Source data:

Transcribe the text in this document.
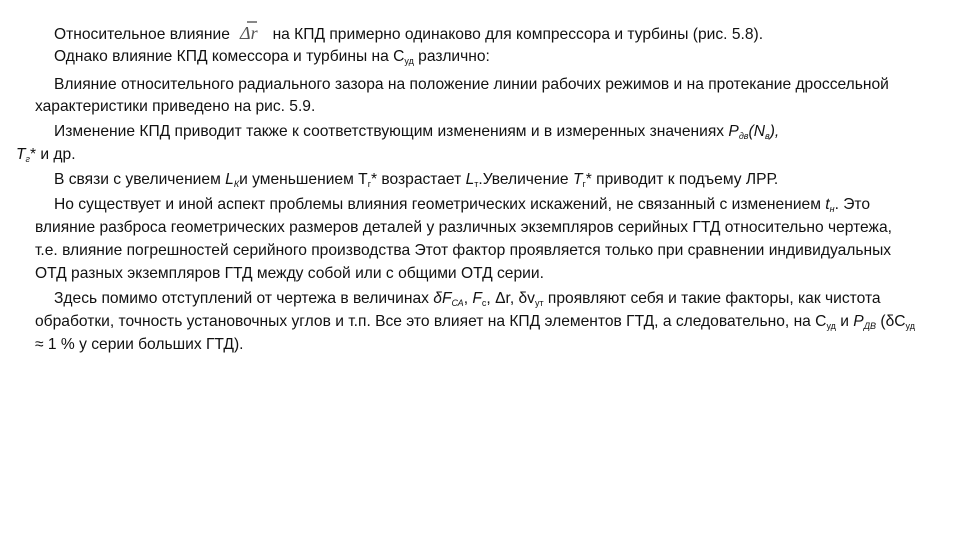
Относительное влияние Δr на КПД примерно одинаково для компрессора и турбины (рис. 5.8).

Однако влияние КПД комессора и турбины на $С_{уд}$ различно:

Влияние относительного радиального зазора на положение линии рабочих режимов и на протекание дроссельной характеристики приведено на рис. 5.9.

Изменение КПД приводит также к соответствующим изменениям и в измеренных значениях $P_{дв}(N_в)$,
$T_г*$ и др.

В связи с увеличением $L_Ки$ уменьшением $Т_г*$ возрастает $L_т.Увеличение$ $T_г*$ приводит к подъему ЛРР.

Но существует и иной аспект проблемы влияния геометрических искажений, не связанный с изменением $t_н$. Это влияние разброса геометрических размеров деталей у различных экземпляров серийных ГТД относительно чертежа, т.е. влияние погрешностей серийного производства Этот фактор проявляется только при сравнении индивидуальных ОТД разных экземпляров ГТД между собой или с общими ОТД серии.

Здесь помимо отступлений от чертежа в величинах $\delta F_{СА}$, $F_с$, Δr, $\delta v_{ут}$ проявляют себя и такие факторы, как чистота обработки, точность установочных углов и т.п. Все это влияет на КПД элементов ГТД, а следовательно, на $С_{уд}$ и $P_{ДВ}$ ($\delta С_{уд} \approx 1$ % у серии больших ГТД).
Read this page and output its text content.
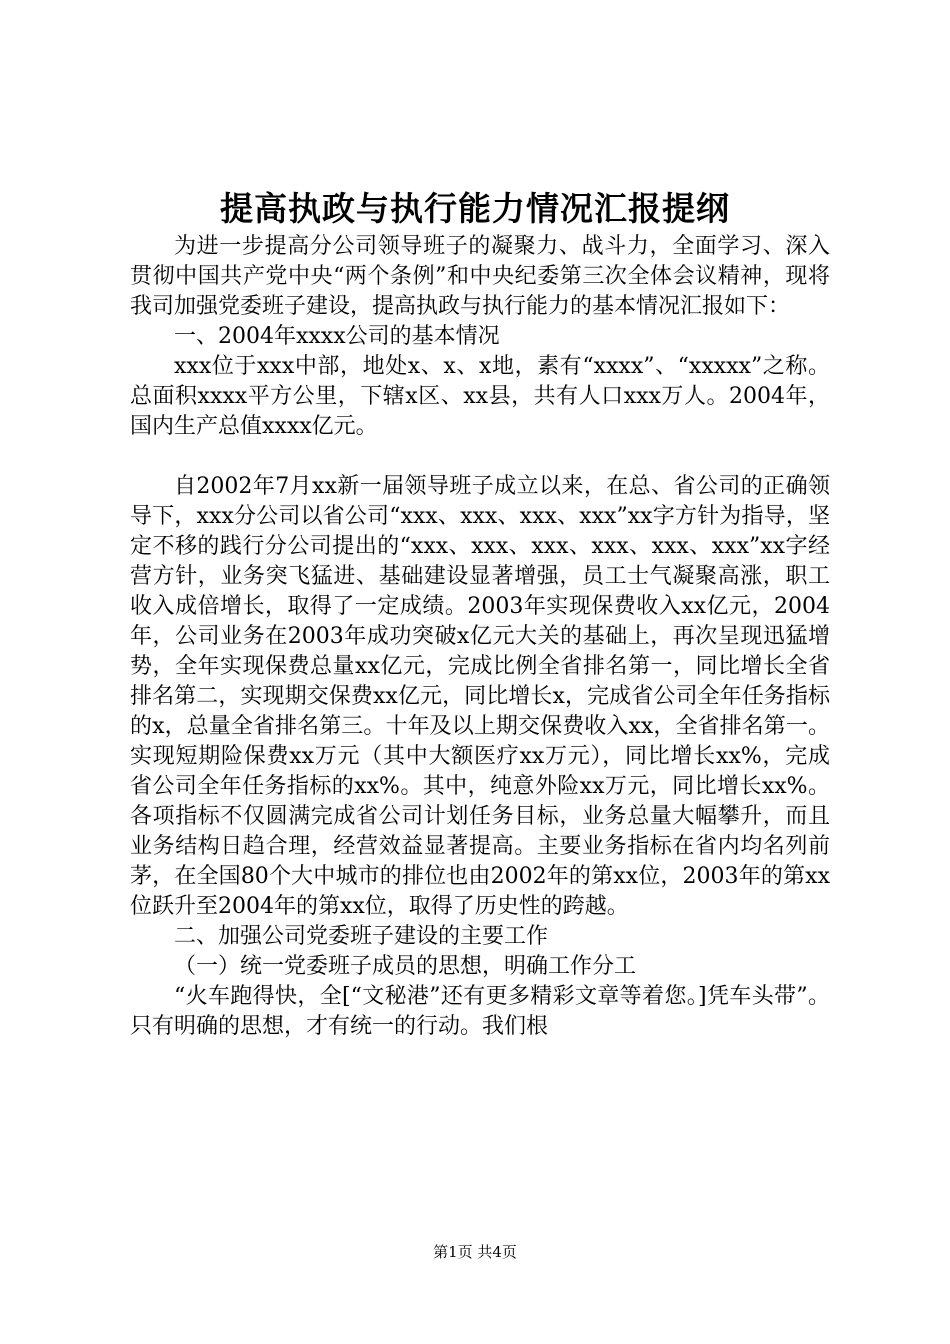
提高执政与执行能力情况汇报提纲

为进一步提高分公司领导班子的凝聚力、战斗力，全面学习、深入贯彻中国共产党中央“两个条例”和中央纪委第三次全体会议精神，现将我司加强党委班子建设，提高执政与执行能力的基本情况汇报如下：

一、2004年xxxx公司的基本情况

xxx位于xxx中部，地处x、x、x地，素有“xxxx”、“xxxxx”之称。总面积xxxx平方公里，下辖x区、xx县，共有人口xxx万人。2004年，国内生产总值xxxx亿元。

自2002年7月xx新一届领导班子成立以来，在总、省公司的正确领导下，xxx分公司以省公司“xxx、xxx、xxx、xxx”xx字方针为指导，坚定不移的践行分公司提出的“xxx、xxx、xxx、xxx、xxx、xxx”xx字经营方针，业务突飞猛进、基础建设显著增强，员工士气凝聚高涨，职工收入成倍增长，取得了一定成绩。2003年实现保费收入xx亿元，2004年，公司业务在2003年成功突破x亿元大关的基础上，再次呈现迅猛增势，全年实现保费总量xx亿元，完成比例全省排名第一，同比增长全省排名第二，实现期交保费xx亿元，同比增长x，完成省公司全年任务指标的x，总量全省排名第三。十年及以上期交保费收入xx，全省排名第一。实现短期险保费xx万元（其中大额医疗xx万元），同比增长xx%，完成省公司全年任务指标的xx%。其中，纯意外险xx万元，同比增长xx%。各项指标不仅圆满完成省公司计划任务目标，业务总量大幅攀升，而且业务结构日趋合理，经营效益显著提高。主要业务指标在省内均名列前茅，在全国80个大中城市的排位也由2002年的第xx位，2003年的第xx位跃升至2004年的第xx位，取得了历史性的跨越。

二、加强公司党委班子建设的主要工作

（一）统一党委班子成员的思想，明确工作分工

“火车跑得快，全[“文秘港”还有更多精彩文章等着您。]凭车头带”。只有明确的思想，才有统一的行动。我们根

第1页 共4页
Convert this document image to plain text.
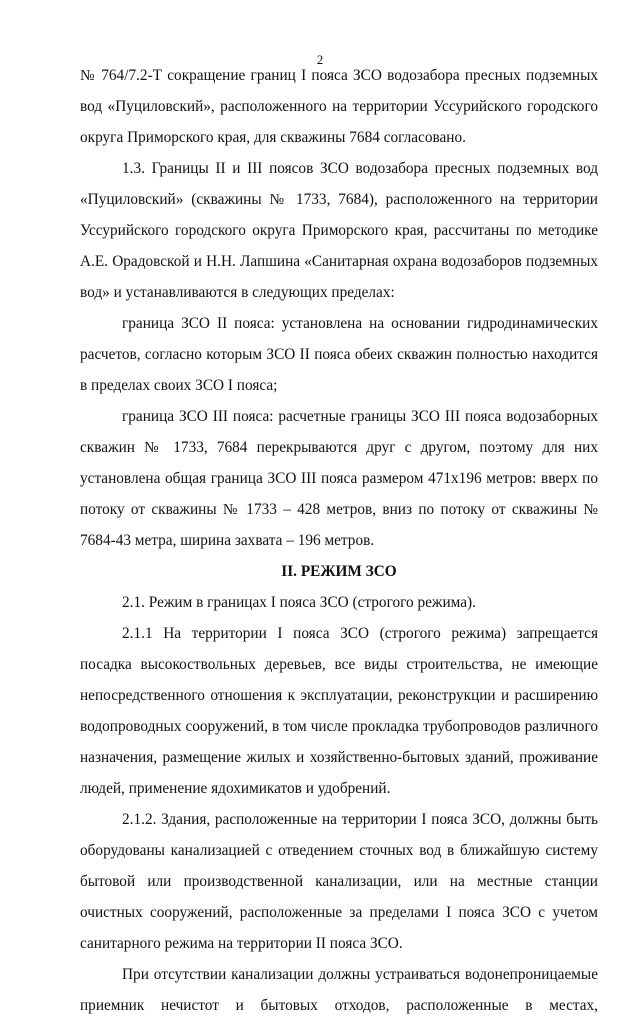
2

№ 764/7.2-Т сокращение границ I пояса ЗСО водозабора пресных подземных вод «Пуциловский», расположенного на территории Уссурийского городского округа Приморского края, для скважины 7684 согласовано.

1.3. Границы II и III поясов ЗСО водозабора пресных подземных вод «Пуциловский» (скважины № 1733, 7684), расположенного на территории Уссурийского городского округа Приморского края, рассчитаны по методике А.Е. Орадовской и Н.Н. Лапшина «Санитарная охрана водозаборов подземных вод» и устанавливаются в следующих пределах:

граница ЗСО II пояса: установлена на основании гидродинамических расчетов, согласно которым ЗСО II пояса обеих скважин полностью находится в пределах своих ЗСО I пояса;

граница ЗСО III пояса: расчетные границы ЗСО III пояса водозаборных скважин № 1733, 7684 перекрываются друг с другом, поэтому для них установлена общая граница ЗСО III пояса размером 471х196 метров: вверх по потоку от скважины № 1733 – 428 метров, вниз по потоку от скважины № 7684-43 метра, ширина захвата – 196 метров.

II. РЕЖИМ ЗСО

2.1. Режим в границах I пояса ЗСО (строгого режима).

2.1.1 На территории I пояса ЗСО (строгого режима) запрещается посадка высокоствольных деревьев, все виды строительства, не имеющие непосредственного отношения к эксплуатации, реконструкции и расширению водопроводных сооружений, в том числе прокладка трубопроводов различного назначения, размещение жилых и хозяйственно-бытовых зданий, проживание людей, применение ядохимикатов и удобрений.

2.1.2. Здания, расположенные на территории I пояса ЗСО, должны быть оборудованы канализацией с отведением сточных вод в ближайшую систему бытовой или производственной канализации, или на местные станции очистных сооружений, расположенные за пределами I пояса ЗСО с учетом санитарного режима на территории II пояса ЗСО.

При отсутствии канализации должны устраиваться водонепроницаемые приемник нечистот и бытовых отходов, расположенные в местах,
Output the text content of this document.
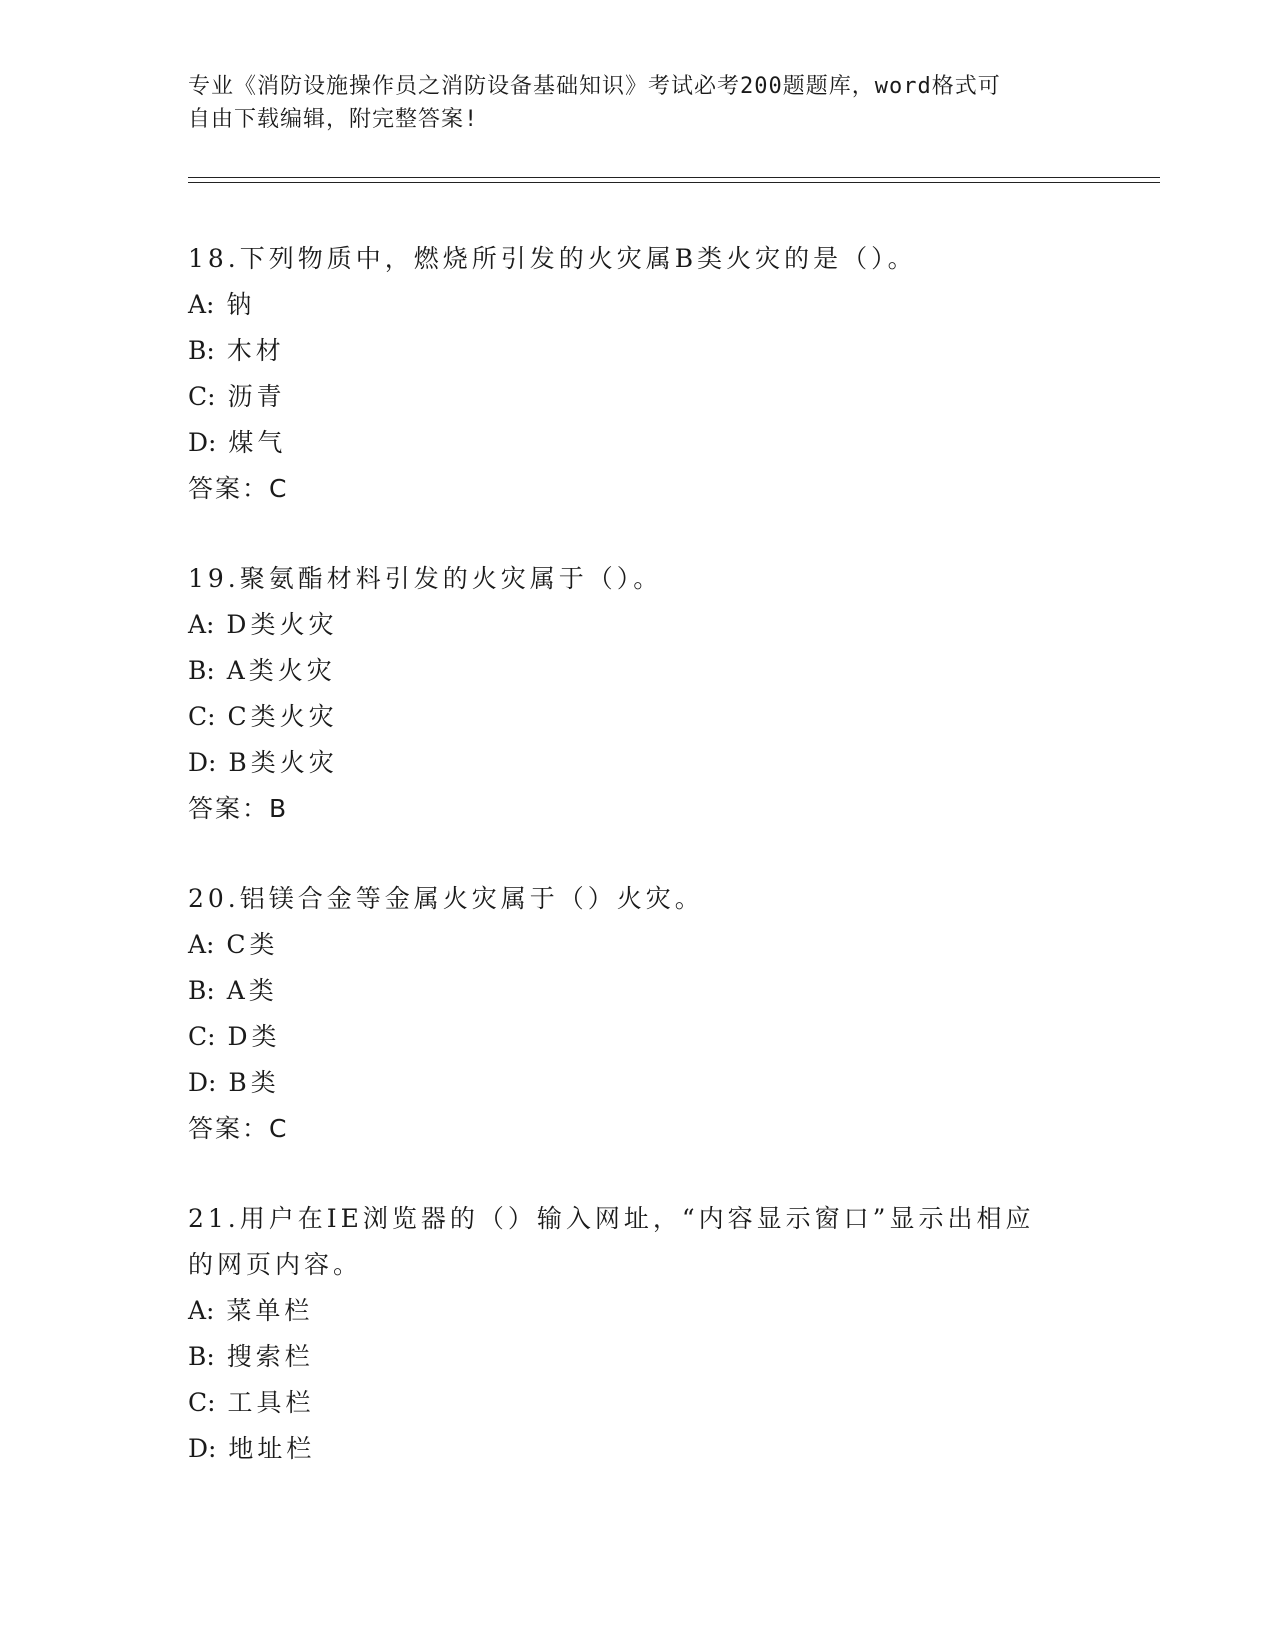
专业《消防设施操作员之消防设备基础知识》考试必考200题题库，word格式可
自由下载编辑，附完整答案!

18.下列物质中，燃烧所引发的火灾属B类火灾的是（）。

A: 钠

B: 木材

C: 沥青

D: 煤气

答案：C

19.聚氨酯材料引发的火灾属于（）。

A: D类火灾

B: A类火灾

C: C类火灾

D: B类火灾

答案：B

20.铝镁合金等金属火灾属于（）火灾。

A: C类

B: A类

C: D类

D: B类

答案：C

21.用户在IE浏览器的（）输入网址，“内容显示窗口”显示出相应的网页内容。

A: 菜单栏

B: 搜索栏

C: 工具栏

D: 地址栏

#### [Goal of the exercise]
Retype the records exactly. Any image in them should not appear in what you write.

#### [Exercise result]
Transcribe the text in this document.
Относительное влияние Δr на КПД примерно одинаково для компрессора и турбины (рис. 5.8).

Однако влияние КПД комессора и турбины на $С_{уд}$ различно:

Влияние относительного радиального зазора на положение линии рабочих режимов и на протекание дроссельной характеристики приведено на рис. 5.9.

Изменение КПД приводит также к соответствующим изменениям и в измеренных значениях $P_{дв}(N_в)$,
$T_г*$ и др.

В связи с увеличением $L_Ки$ уменьшением $Т_г*$ возрастает $L_т.Увеличение$ $T_г*$ приводит к подъему ЛРР.

Но существует и иной аспект проблемы влияния геометрических искажений, не связанный с изменением $t_н$. Это влияние разброса геометрических размеров деталей у различных экземпляров серийных ГТД относительно чертежа, т.е. влияние погрешностей серийного производства Этот фактор проявляется только при сравнении индивидуальных ОТД разных экземпляров ГТД между собой или с общими ОТД серии.

Здесь помимо отступлений от чертежа в величинах $\delta F_{СА}$, $F_с$, Δr, $\delta v_{ут}$ проявляют себя и такие факторы, как чистота обработки, точность установочных углов и т.п. Все это влияет на КПД элементов ГТД, а следовательно, на $С_{уд}$ и $P_{ДВ}$ ($\delta С_{уд} \approx 1$ % у серии больших ГТД).
Read this page and output its text content.
提高执政与执行能力情况汇报提纲

为进一步提高分公司领导班子的凝聚力、战斗力，全面学习、深入贯彻中国共产党中央“两个条例”和中央纪委第三次全体会议精神，现将我司加强党委班子建设，提高执政与执行能力的基本情况汇报如下：

一、2004年xxxx公司的基本情况

xxx位于xxx中部，地处x、x、x地，素有“xxxx”、“xxxxx”之称。总面积xxxx平方公里，下辖x区、xx县，共有人口xxx万人。2004年，国内生产总值xxxx亿元。

自2002年7月xx新一届领导班子成立以来，在总、省公司的正确领导下，xxx分公司以省公司“xxx、xxx、xxx、xxx”xx字方针为指导，坚定不移的践行分公司提出的“xxx、xxx、xxx、xxx、xxx、xxx”xx字经营方针，业务突飞猛进、基础建设显著增强，员工士气凝聚高涨，职工收入成倍增长，取得了一定成绩。2003年实现保费收入xx亿元，2004年，公司业务在2003年成功突破x亿元大关的基础上，再次呈现迅猛增势，全年实现保费总量xx亿元，完成比例全省排名第一，同比增长全省排名第二，实现期交保费xx亿元，同比增长x，完成省公司全年任务指标的x，总量全省排名第三。十年及以上期交保费收入xx，全省排名第一。实现短期险保费xx万元（其中大额医疗xx万元），同比增长xx%，完成省公司全年任务指标的xx%。其中，纯意外险xx万元，同比增长xx%。各项指标不仅圆满完成省公司计划任务目标，业务总量大幅攀升，而且业务结构日趋合理，经营效益显著提高。主要业务指标在省内均名列前茅，在全国80个大中城市的排位也由2002年的第xx位，2003年的第xx位跃升至2004年的第xx位，取得了历史性的跨越。

二、加强公司党委班子建设的主要工作

（一）统一党委班子成员的思想，明确工作分工

“火车跑得快，全[“文秘港”还有更多精彩文章等着您。]凭车头带”。只有明确的思想，才有统一的行动。我们根

第1页 共4页
Convert this document image to plain text.
2

№ 764/7.2-Т сокращение границ I пояса ЗСО водозабора пресных подземных вод «Пуциловский», расположенного на территории Уссурийского городского округа Приморского края, для скважины 7684 согласовано.

1.3. Границы II и III поясов ЗСО водозабора пресных подземных вод «Пуциловский» (скважины № 1733, 7684), расположенного на территории Уссурийского городского округа Приморского края, рассчитаны по методике А.Е. Орадовской и Н.Н. Лапшина «Санитарная охрана водозаборов подземных вод» и устанавливаются в следующих пределах:

граница ЗСО II пояса: установлена на основании гидродинамических расчетов, согласно которым ЗСО II пояса обеих скважин полностью находится в пределах своих ЗСО I пояса;

граница ЗСО III пояса: расчетные границы ЗСО III пояса водозаборных скважин № 1733, 7684 перекрываются друг с другом, поэтому для них установлена общая граница ЗСО III пояса размером 471х196 метров: вверх по потоку от скважины № 1733 – 428 метров, вниз по потоку от скважины № 7684-43 метра, ширина захвата – 196 метров.

II. РЕЖИМ ЗСО

2.1. Режим в границах I пояса ЗСО (строгого режима).

2.1.1 На территории I пояса ЗСО (строгого режима) запрещается посадка высокоствольных деревьев, все виды строительства, не имеющие непосредственного отношения к эксплуатации, реконструкции и расширению водопроводных сооружений, в том числе прокладка трубопроводов различного назначения, размещение жилых и хозяйственно-бытовых зданий, проживание людей, применение ядохимикатов и удобрений.

2.1.2. Здания, расположенные на территории I пояса ЗСО, должны быть оборудованы канализацией с отведением сточных вод в ближайшую систему бытовой или производственной канализации, или на местные станции очистных сооружений, расположенные за пределами I пояса ЗСО с учетом санитарного режима на территории II пояса ЗСО.

При отсутствии канализации должны устраиваться водонепроницаемые приемник нечистот и бытовых отходов, расположенные в местах,
Output the text content of this document.
专业《消防设施操作员之消防设备基础知识》考试必考200题题库，word格式可
自由下载编辑，附完整答案!

18.下列物质中，燃烧所引发的火灾属B类火灾的是（）。

A: 钠

B: 木材

C: 沥青

D: 煤气

答案：C

19.聚氨酯材料引发的火灾属于（）。

A: D类火灾

B: A类火灾

C: C类火灾

D: B类火灾

答案：B

20.铝镁合金等金属火灾属于（）火灾。

A: C类

B: A类

C: D类

D: B类

答案：C

21.用户在IE浏览器的（）输入网址，“内容显示窗口”显示出相应的网页内容。

A: 菜单栏

B: 搜索栏

C: 工具栏

D: 地址栏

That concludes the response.